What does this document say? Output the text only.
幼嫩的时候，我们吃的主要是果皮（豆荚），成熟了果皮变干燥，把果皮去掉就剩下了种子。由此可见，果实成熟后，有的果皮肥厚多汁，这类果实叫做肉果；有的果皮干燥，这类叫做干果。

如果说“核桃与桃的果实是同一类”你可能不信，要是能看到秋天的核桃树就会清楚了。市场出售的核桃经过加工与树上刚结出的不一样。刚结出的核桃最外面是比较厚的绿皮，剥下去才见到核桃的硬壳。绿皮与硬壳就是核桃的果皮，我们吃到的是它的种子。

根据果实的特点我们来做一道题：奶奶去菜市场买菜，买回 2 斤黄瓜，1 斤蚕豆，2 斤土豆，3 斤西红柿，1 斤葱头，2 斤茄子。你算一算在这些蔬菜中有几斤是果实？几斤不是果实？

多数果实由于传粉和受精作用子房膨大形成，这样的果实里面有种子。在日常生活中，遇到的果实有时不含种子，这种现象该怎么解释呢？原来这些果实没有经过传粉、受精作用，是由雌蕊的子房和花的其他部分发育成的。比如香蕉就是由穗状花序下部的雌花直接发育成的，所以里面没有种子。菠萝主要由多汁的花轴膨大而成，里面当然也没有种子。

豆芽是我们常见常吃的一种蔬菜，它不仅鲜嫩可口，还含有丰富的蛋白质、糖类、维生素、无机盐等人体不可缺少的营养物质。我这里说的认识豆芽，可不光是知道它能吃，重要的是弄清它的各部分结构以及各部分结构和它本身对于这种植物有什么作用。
--------
WHAT IS NEEDED:
Return each entry from above without altering a single character.

TASK SOLUTION:
What does this document say? Output the text only.
幼嫩的时候，我们吃的主要是果皮（豆荚），成熟了果皮变干燥，把果皮去掉就剩下了种子。由此可见，果实成熟后，有的果皮肥厚多汁，这类果实叫做肉果；有的果皮干燥，这类叫做干果。

如果说“核桃与桃的果实是同一类”你可能不信，要是能看到秋天的核桃树就会清楚了。市场出售的核桃经过加工与树上刚结出的不一样。刚结出的核桃最外面是比较厚的绿皮，剥下去才见到核桃的硬壳。绿皮与硬壳就是核桃的果皮，我们吃到的是它的种子。

根据果实的特点我们来做一道题：奶奶去菜市场买菜，买回 2 斤黄瓜，1 斤蚕豆，2 斤土豆，3 斤西红柿，1 斤葱头，2 斤茄子。你算一算在这些蔬菜中有几斤是果实？几斤不是果实？

多数果实由于传粉和受精作用子房膨大形成，这样的果实里面有种子。在日常生活中，遇到的果实有时不含种子，这种现象该怎么解释呢？原来这些果实没有经过传粉、受精作用，是由雌蕊的子房和花的其他部分发育成的。比如香蕉就是由穗状花序下部的雌花直接发育成的，所以里面没有种子。菠萝主要由多汁的花轴膨大而成，里面当然也没有种子。

豆芽是我们常见常吃的一种蔬菜，它不仅鲜嫩可口，还含有丰富的蛋白质、糖类、维生素、无机盐等人体不可缺少的营养物质。我这里说的认识豆芽，可不光是知道它能吃，重要的是弄清它的各部分结构以及各部分结构和它本身对于这种植物有什么作用。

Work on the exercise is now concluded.